▸ Brief:
Any pictures in the records below should be skipped; write out everything else exactly.

━━ Records supplied

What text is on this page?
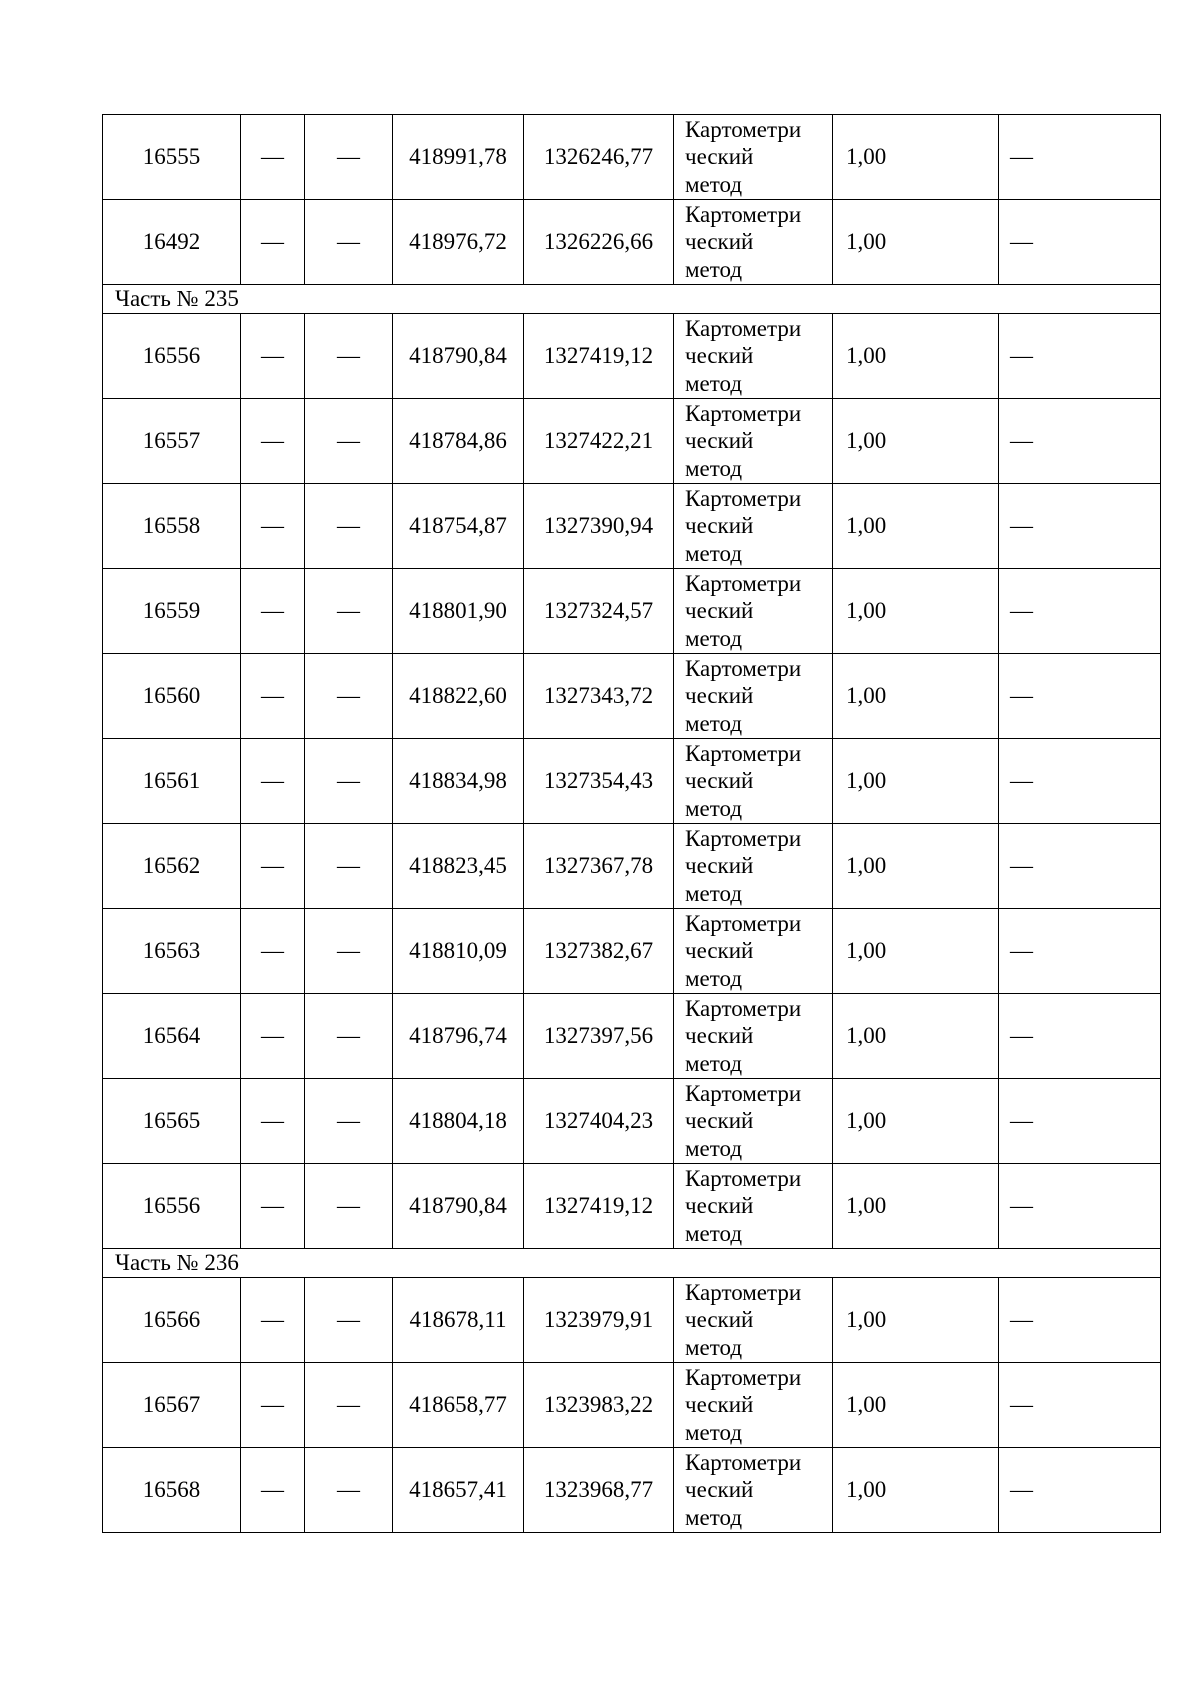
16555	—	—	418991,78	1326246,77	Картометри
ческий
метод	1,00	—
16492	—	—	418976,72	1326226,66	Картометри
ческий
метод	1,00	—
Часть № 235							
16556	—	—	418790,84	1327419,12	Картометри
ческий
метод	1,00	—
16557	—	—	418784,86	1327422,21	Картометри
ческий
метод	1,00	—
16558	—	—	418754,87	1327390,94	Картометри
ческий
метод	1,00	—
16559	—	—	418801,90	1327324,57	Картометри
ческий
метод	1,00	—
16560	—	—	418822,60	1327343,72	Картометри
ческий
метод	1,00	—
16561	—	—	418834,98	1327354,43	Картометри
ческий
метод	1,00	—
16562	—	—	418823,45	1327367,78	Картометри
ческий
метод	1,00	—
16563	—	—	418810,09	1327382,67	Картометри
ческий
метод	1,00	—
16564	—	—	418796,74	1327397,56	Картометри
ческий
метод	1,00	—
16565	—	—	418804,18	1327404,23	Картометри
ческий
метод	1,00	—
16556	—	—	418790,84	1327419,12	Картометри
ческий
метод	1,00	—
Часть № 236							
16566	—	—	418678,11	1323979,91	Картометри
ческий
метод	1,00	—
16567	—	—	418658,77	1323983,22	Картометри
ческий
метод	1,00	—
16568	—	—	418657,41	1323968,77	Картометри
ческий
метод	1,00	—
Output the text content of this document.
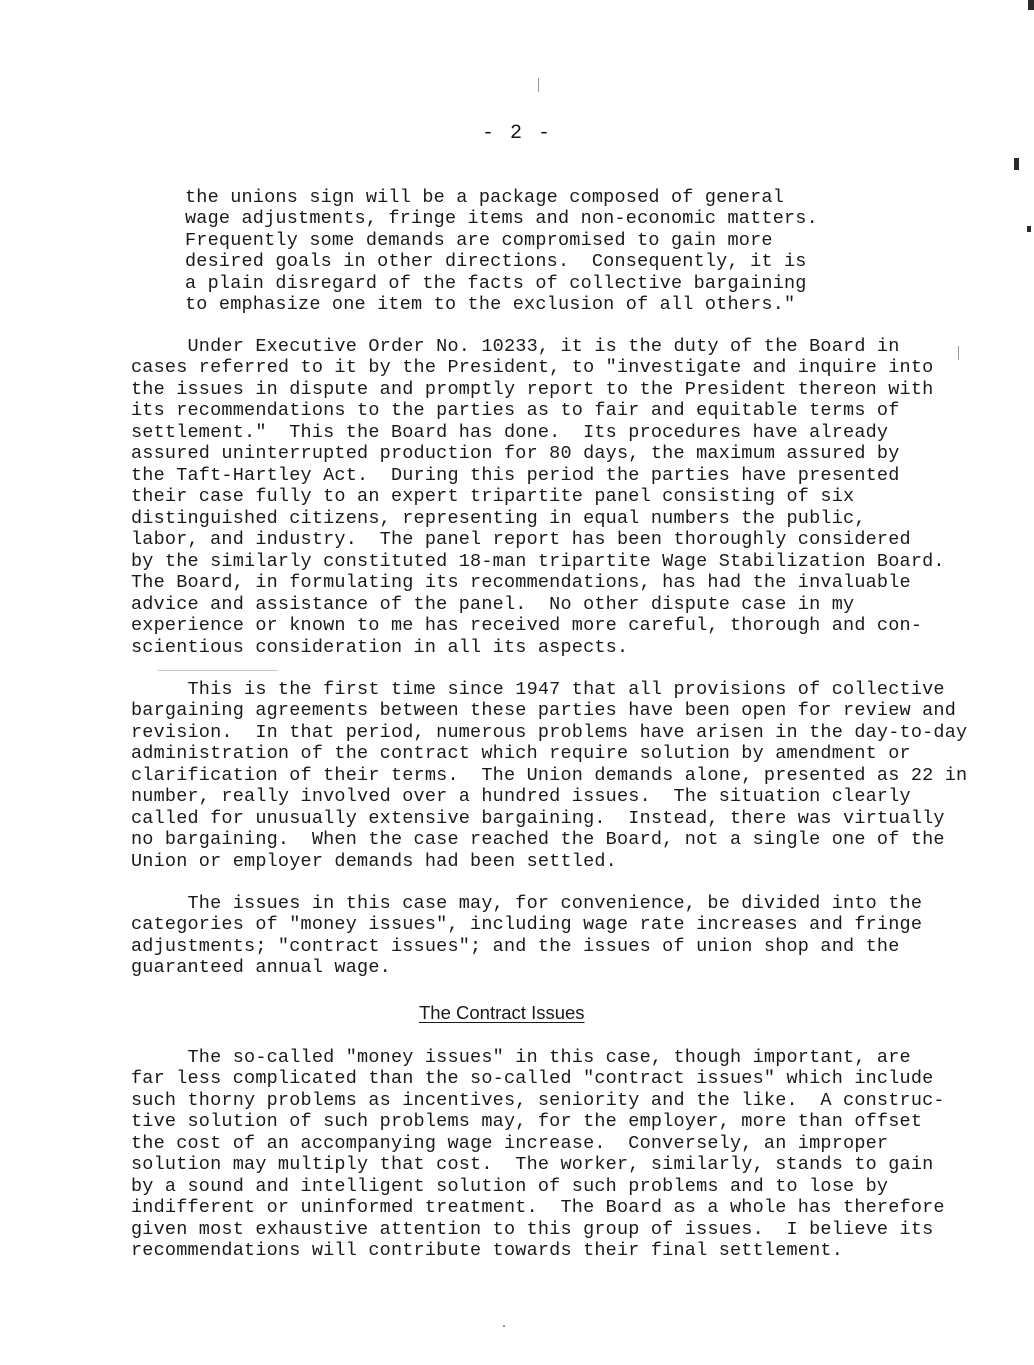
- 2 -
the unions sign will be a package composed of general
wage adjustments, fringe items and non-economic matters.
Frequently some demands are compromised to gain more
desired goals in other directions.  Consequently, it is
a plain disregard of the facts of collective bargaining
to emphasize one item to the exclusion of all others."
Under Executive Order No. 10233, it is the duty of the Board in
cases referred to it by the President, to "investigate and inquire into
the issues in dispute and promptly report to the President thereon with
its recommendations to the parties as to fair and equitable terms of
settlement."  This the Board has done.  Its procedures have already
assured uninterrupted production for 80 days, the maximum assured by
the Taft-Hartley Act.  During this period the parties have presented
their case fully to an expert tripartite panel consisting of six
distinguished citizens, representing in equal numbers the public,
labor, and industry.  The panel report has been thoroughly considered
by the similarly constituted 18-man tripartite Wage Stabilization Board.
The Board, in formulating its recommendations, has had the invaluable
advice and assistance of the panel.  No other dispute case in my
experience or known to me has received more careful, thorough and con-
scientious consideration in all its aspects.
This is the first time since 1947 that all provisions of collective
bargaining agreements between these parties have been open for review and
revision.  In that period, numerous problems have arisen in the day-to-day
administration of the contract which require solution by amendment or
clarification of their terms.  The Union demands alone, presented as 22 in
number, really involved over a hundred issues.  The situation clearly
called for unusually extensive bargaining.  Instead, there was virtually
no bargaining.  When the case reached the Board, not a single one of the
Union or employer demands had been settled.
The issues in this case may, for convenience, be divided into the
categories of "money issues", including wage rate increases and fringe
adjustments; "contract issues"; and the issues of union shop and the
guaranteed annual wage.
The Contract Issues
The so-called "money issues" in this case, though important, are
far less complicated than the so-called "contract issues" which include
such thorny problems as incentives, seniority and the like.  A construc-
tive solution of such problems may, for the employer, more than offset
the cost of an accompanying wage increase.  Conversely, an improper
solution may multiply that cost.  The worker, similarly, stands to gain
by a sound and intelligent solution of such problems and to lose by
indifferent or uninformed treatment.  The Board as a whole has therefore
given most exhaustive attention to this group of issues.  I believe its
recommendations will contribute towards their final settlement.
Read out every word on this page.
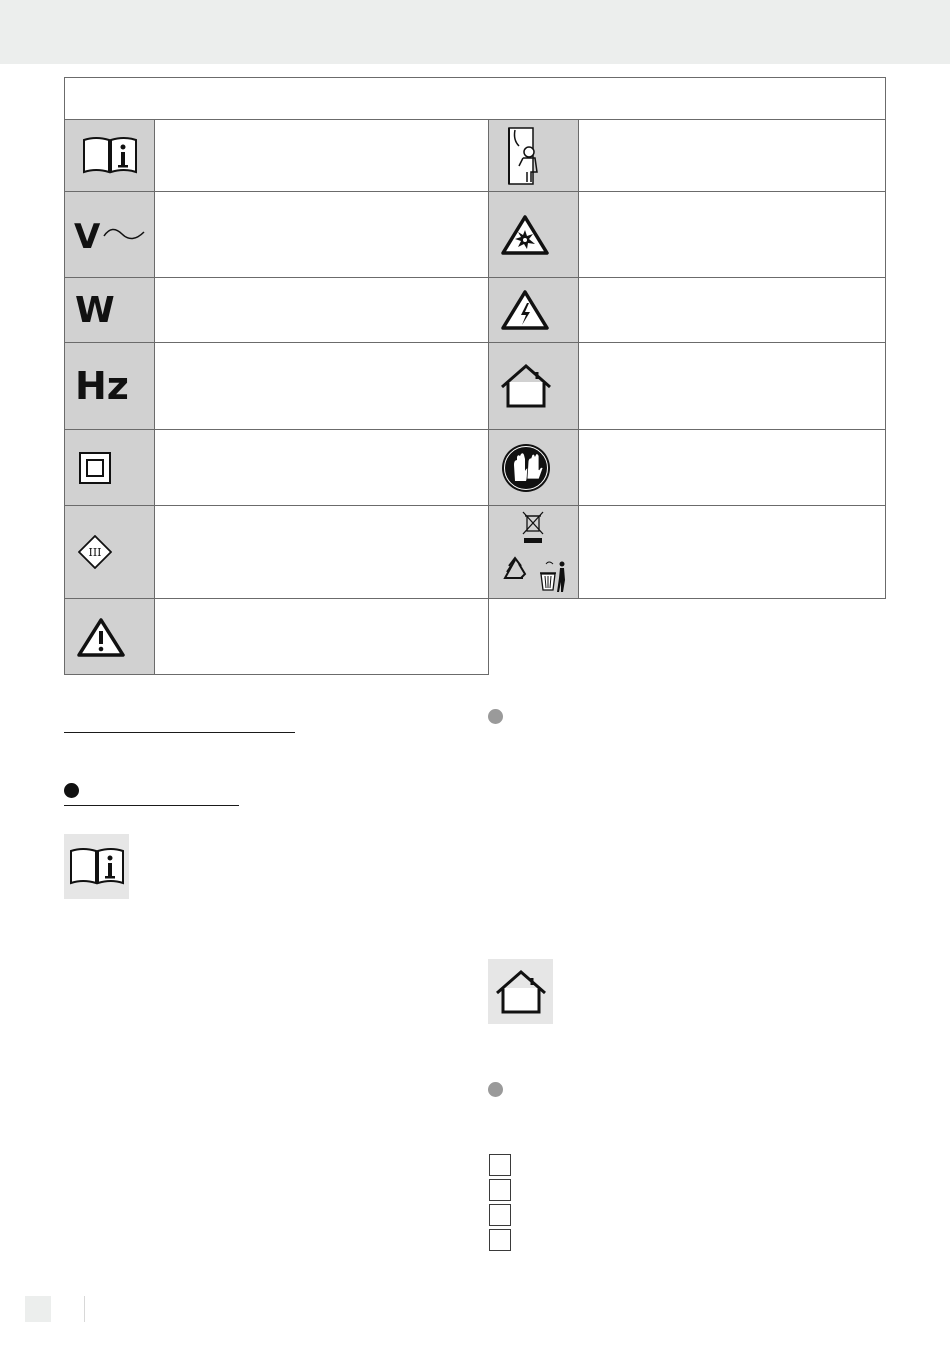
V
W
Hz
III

━━━━

▸ Response below:
What text is on this page?
16555	—	—	418991,78	1326246,77	Картометри
ческий
метод	1,00	—
16492	—	—	418976,72	1326226,66	Картометри
ческий
метод	1,00	—
Часть № 235							
16556	—	—	418790,84	1327419,12	Картометри
ческий
метод	1,00	—
16557	—	—	418784,86	1327422,21	Картометри
ческий
метод	1,00	—
16558	—	—	418754,87	1327390,94	Картометри
ческий
метод	1,00	—
16559	—	—	418801,90	1327324,57	Картометри
ческий
метод	1,00	—
16560	—	—	418822,60	1327343,72	Картометри
ческий
метод	1,00	—
16561	—	—	418834,98	1327354,43	Картометри
ческий
метод	1,00	—
16562	—	—	418823,45	1327367,78	Картометри
ческий
метод	1,00	—
16563	—	—	418810,09	1327382,67	Картометри
ческий
метод	1,00	—
16564	—	—	418796,74	1327397,56	Картометри
ческий
метод	1,00	—
16565	—	—	418804,18	1327404,23	Картометри
ческий
метод	1,00	—
16556	—	—	418790,84	1327419,12	Картометри
ческий
метод	1,00	—
Часть № 236							
16566	—	—	418678,11	1323979,91	Картометри
ческий
метод	1,00	—
16567	—	—	418658,77	1323983,22	Картометри
ческий
метод	1,00	—
16568	—	—	418657,41	1323968,77	Картометри
ческий
метод	1,00	—
Output the text content of this document.
- 2 -
the unions sign will be a package composed of general
wage adjustments, fringe items and non-economic matters.
Frequently some demands are compromised to gain more
desired goals in other directions.  Consequently, it is
a plain disregard of the facts of collective bargaining
to emphasize one item to the exclusion of all others."
Under Executive Order No. 10233, it is the duty of the Board in
cases referred to it by the President, to "investigate and inquire into
the issues in dispute and promptly report to the President thereon with
its recommendations to the parties as to fair and equitable terms of
settlement."  This the Board has done.  Its procedures have already
assured uninterrupted production for 80 days, the maximum assured by
the Taft-Hartley Act.  During this period the parties have presented
their case fully to an expert tripartite panel consisting of six
distinguished citizens, representing in equal numbers the public,
labor, and industry.  The panel report has been thoroughly considered
by the similarly constituted 18-man tripartite Wage Stabilization Board.
The Board, in formulating its recommendations, has had the invaluable
advice and assistance of the panel.  No other dispute case in my
experience or known to me has received more careful, thorough and con-
scientious consideration in all its aspects.
This is the first time since 1947 that all provisions of collective
bargaining agreements between these parties have been open for review and
revision.  In that period, numerous problems have arisen in the day-to-day
administration of the contract which require solution by amendment or
clarification of their terms.  The Union demands alone, presented as 22 in
number, really involved over a hundred issues.  The situation clearly
called for unusually extensive bargaining.  Instead, there was virtually
no bargaining.  When the case reached the Board, not a single one of the
Union or employer demands had been settled.
The issues in this case may, for convenience, be divided into the
categories of "money issues", including wage rate increases and fringe
adjustments; "contract issues"; and the issues of union shop and the
guaranteed annual wage.
The Contract Issues
The so-called "money issues" in this case, though important, are
far less complicated than the so-called "contract issues" which include
such thorny problems as incentives, seniority and the like.  A construc-
tive solution of such problems may, for the employer, more than offset
the cost of an accompanying wage increase.  Conversely, an improper
solution may multiply that cost.  The worker, similarly, stands to gain
by a sound and intelligent solution of such problems and to lose by
indifferent or uninformed treatment.  The Board as a whole has therefore
given most exhaustive attention to this group of issues.  I believe its
recommendations will contribute towards their final settlement.
Read out every word on this page.
V
W
Hz
III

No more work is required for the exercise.